Copy verbatim the lines from the first one up to and including the line containing "x-axis-ticks: Apr 2013".

============

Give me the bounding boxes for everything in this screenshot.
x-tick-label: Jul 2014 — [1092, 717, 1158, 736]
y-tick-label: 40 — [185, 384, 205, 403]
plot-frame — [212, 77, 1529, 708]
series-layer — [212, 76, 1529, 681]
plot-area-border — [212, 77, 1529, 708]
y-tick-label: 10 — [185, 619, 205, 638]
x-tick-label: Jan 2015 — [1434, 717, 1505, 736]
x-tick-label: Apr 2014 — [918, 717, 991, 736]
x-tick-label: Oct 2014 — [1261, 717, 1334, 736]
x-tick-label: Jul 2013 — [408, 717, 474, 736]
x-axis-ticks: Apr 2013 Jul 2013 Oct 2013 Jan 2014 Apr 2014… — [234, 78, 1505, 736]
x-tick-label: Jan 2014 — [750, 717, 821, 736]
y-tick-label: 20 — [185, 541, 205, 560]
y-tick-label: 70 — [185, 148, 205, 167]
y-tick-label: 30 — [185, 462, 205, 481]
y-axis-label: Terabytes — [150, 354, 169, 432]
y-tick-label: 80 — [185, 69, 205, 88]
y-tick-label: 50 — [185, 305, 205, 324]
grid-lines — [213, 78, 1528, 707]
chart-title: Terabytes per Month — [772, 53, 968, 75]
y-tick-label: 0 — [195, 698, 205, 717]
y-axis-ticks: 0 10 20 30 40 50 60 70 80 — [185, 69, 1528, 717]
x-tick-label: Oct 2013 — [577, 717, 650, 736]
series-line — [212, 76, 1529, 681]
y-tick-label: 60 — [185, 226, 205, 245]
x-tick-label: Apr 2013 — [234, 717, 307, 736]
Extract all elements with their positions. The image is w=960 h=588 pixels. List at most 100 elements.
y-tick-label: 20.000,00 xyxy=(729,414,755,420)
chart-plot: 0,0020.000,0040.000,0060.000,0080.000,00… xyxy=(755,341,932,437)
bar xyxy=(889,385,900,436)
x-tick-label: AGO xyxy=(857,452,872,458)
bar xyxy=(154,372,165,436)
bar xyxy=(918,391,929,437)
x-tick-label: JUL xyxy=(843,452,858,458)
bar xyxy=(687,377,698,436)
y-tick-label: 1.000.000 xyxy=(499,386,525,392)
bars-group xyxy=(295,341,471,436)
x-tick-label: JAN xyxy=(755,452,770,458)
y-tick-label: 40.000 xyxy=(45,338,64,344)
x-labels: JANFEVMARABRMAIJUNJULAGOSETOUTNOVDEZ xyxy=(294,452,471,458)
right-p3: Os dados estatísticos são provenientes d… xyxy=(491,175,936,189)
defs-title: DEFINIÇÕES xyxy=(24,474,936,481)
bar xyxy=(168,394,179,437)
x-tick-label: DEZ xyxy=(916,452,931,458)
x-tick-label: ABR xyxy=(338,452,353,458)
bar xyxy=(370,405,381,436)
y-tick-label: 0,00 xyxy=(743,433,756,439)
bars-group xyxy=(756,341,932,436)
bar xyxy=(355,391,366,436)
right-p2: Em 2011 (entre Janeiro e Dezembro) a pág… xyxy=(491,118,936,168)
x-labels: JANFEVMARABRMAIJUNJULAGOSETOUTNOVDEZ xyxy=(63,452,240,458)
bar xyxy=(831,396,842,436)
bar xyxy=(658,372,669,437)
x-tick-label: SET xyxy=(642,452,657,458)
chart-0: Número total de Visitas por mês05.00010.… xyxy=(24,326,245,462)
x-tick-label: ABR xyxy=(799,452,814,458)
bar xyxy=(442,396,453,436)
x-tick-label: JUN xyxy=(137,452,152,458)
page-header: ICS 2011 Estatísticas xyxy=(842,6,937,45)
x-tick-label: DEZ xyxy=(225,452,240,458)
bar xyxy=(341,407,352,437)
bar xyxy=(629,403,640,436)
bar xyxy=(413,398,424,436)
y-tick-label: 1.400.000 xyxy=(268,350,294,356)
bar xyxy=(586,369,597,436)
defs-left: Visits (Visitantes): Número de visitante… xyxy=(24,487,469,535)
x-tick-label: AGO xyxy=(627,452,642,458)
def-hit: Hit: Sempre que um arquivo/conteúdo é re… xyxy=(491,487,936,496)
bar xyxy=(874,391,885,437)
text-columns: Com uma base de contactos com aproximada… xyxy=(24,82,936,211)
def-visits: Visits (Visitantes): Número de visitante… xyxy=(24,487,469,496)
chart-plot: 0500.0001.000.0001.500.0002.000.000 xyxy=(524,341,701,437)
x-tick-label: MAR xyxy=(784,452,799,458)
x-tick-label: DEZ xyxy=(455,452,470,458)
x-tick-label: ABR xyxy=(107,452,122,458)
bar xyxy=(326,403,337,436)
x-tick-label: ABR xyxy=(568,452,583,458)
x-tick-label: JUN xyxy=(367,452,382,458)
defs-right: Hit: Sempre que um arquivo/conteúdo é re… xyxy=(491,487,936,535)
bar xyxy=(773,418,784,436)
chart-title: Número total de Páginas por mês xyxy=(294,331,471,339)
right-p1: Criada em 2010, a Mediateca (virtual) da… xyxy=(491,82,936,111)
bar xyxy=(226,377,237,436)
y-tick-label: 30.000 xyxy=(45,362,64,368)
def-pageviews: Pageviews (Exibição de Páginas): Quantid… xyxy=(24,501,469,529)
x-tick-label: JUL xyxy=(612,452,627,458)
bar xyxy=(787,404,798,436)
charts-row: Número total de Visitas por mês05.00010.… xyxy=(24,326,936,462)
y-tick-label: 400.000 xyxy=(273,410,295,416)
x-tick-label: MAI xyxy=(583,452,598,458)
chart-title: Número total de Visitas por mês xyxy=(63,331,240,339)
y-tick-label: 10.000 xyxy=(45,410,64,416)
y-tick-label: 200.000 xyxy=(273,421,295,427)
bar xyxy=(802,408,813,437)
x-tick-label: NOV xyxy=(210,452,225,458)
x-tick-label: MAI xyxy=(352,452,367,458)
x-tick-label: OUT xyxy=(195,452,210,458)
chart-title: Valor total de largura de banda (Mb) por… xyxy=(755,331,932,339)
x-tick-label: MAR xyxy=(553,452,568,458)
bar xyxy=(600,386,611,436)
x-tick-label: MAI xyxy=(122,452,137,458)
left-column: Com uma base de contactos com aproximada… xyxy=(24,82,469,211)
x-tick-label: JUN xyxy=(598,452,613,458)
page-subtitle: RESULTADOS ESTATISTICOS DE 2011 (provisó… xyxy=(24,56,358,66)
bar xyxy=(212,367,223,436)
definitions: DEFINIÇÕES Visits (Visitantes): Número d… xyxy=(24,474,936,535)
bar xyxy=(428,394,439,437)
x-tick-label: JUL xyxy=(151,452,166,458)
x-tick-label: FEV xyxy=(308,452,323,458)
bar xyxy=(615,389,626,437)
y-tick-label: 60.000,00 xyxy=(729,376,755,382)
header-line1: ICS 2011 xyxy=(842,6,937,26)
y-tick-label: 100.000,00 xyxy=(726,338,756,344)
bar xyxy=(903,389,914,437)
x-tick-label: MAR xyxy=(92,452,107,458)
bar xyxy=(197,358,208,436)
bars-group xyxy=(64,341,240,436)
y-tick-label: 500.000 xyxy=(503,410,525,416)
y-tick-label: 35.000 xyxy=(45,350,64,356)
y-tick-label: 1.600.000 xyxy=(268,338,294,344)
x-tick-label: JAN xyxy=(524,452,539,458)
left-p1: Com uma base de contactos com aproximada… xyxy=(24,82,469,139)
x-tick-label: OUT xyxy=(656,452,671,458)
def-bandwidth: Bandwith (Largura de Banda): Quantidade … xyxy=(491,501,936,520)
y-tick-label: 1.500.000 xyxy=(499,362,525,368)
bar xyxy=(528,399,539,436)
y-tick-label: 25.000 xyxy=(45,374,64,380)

============

_Complete output_
Give me the bounding boxes for everything in this screenshot.
x-tick-label: Jul 2014 — [1092, 717, 1158, 736]
y-tick-label: 40 — [185, 384, 205, 403]
plot-frame — [212, 77, 1529, 708]
series-layer — [212, 76, 1529, 681]
plot-area-border — [212, 77, 1529, 708]
y-tick-label: 10 — [185, 619, 205, 638]
x-tick-label: Jan 2015 — [1434, 717, 1505, 736]
x-tick-label: Apr 2014 — [918, 717, 991, 736]
x-tick-label: Oct 2014 — [1261, 717, 1334, 736]
x-tick-label: Jul 2013 — [408, 717, 474, 736]
x-axis-ticks: Apr 2013 Jul 2013 Oct 2013 Jan 2014 Apr 2014… — [234, 78, 1505, 736]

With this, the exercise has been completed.